▶ _TEXTO DE LEITURA_

##########

Amanhã, dia 6, será realizada uma audiência pública na Comissão de Constituição e Justiça do Senado Federal para debater a segurança da urna eletrônica e o voto impresso. Foram convidados para participar do evento o ministro do Supremo Tribunal Federal (STF) e presidente do Tribunal Superior Eleitoral (TSE), Luiz Fux, o procurador Humberto Medeiros, o professor do Departamento de Teoria da Computação da Unicamp Diego Aranha e o engenheiro especialista em segurança de dados e em sistema de voto eletrônico Amílcar Brunazo Filho.

A audiência vem a reboque dos questionamentos sobre o modelo de voto eletrônico utilizado no Brasil e do pedido feito pela procuradora-geral da República, Raquel Dodge, para que o STF suspenda a implantação do voto impresso para a eleição deste ano conforme estabelecido pela minirreforma eleitoral sancionada em 2015.

Na semana passada, inclusive, o ministro Fux solicitou a ampliação do prazo para fornecer as informações sobre o voto impresso que foram solicitadas pelo ministro Gilmar Mendes, que é o relator de ação ajuizada no STF pela procuradora-geral.

##########

▶ _DADOS FORNECIDOS_

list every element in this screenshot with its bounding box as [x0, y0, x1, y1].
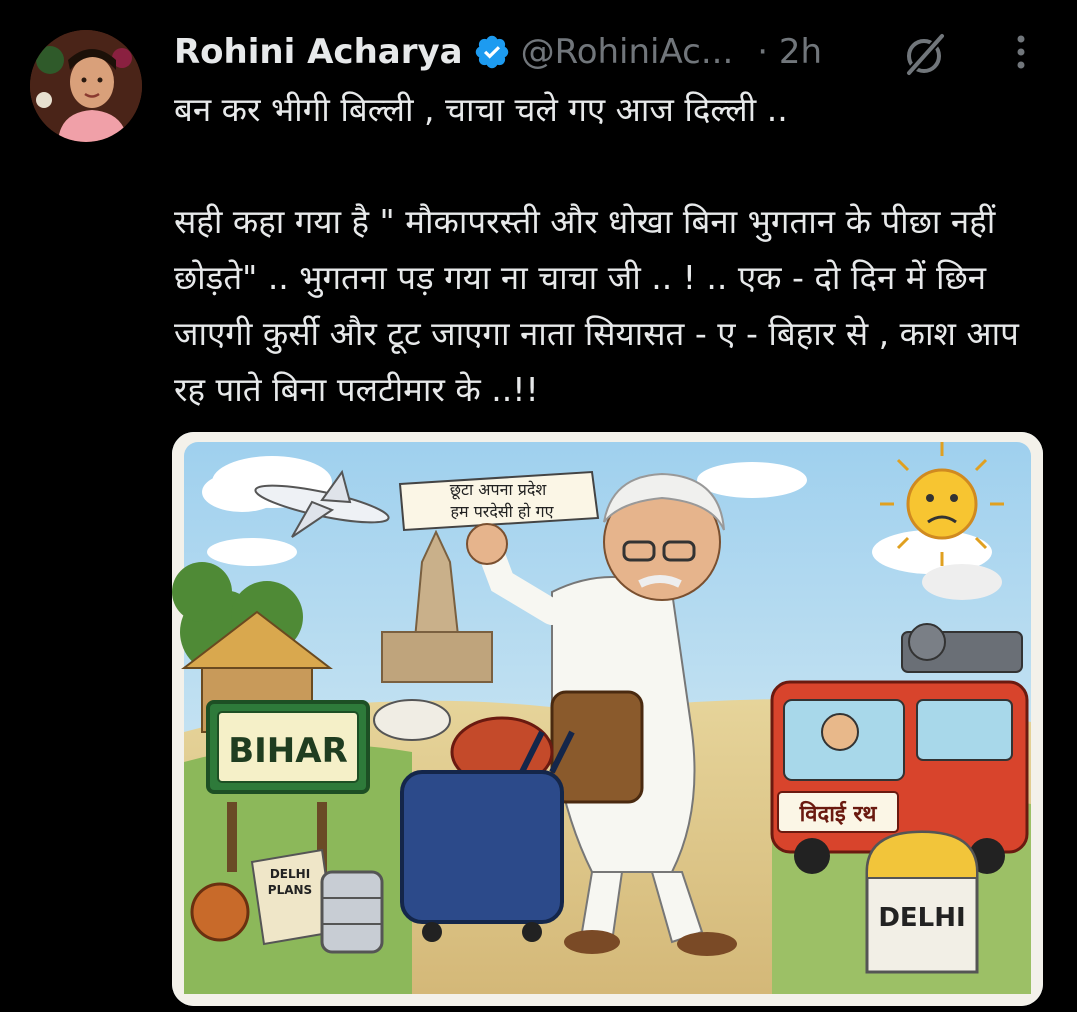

##########

▶ _LISTA DE TAREFAS_
1. Com base no texto sobre a audiência no Senado, explique em até três frases o que motivou a realização dessa audiência pública.
2. Retome o texto sobre a audiência no Senado e dê continuidade a ele a partir da última frase.

▶ _RESPOSTAS ESCRITAS_
1. A audiência vem a reboque dos questionamentos sobre o modelo de voto eletrônico utilizado no Brasil. Também responde ao pedido da procuradora-geral da República, Raquel Dodge, para que o STF suspenda a implantação do voto impresso na eleição deste ano. Essa implantação foi estabelecida pela minirreforma eleitoral sancionada em 2015.

2.
A desconfiança sobre o voto eletrônico no Brasil, que antes era restrita a técnicos da área, vem ganhando dimensão cada vez maior dentro da sociedade. Para entender os aspectos técnicos do problema, conversei com o engenheiro Amílcar Brunazo Filho, que vem se dedicando há anos ao assunto e integra o Comitê Multidisciplinar Independente, entidade integrada por especialistas em tecnologia da informação com a finalidade de analisar sistemas eletrônicos de voto.

Na conversa reproduzida abaixo, Amílcar afirmou que a votação eletrônica no Brasil não é confiável. E não é confiável porque altamente vulnerável à fraudes internas que possam vir a ser cometidas por quem tiver acesso à programação e ao preparo das urnas. O voto eletrônico também é vulnerável a fraudes externas cometidas por pessoas de fora do TSE, mas num grau menor.

Além de o sistema não ser seguro, o TSE, que deveria ser o maior interessado em demonstrar que o sistema eletrônico é confiável, faz o que pode para impedir auditorias independentes.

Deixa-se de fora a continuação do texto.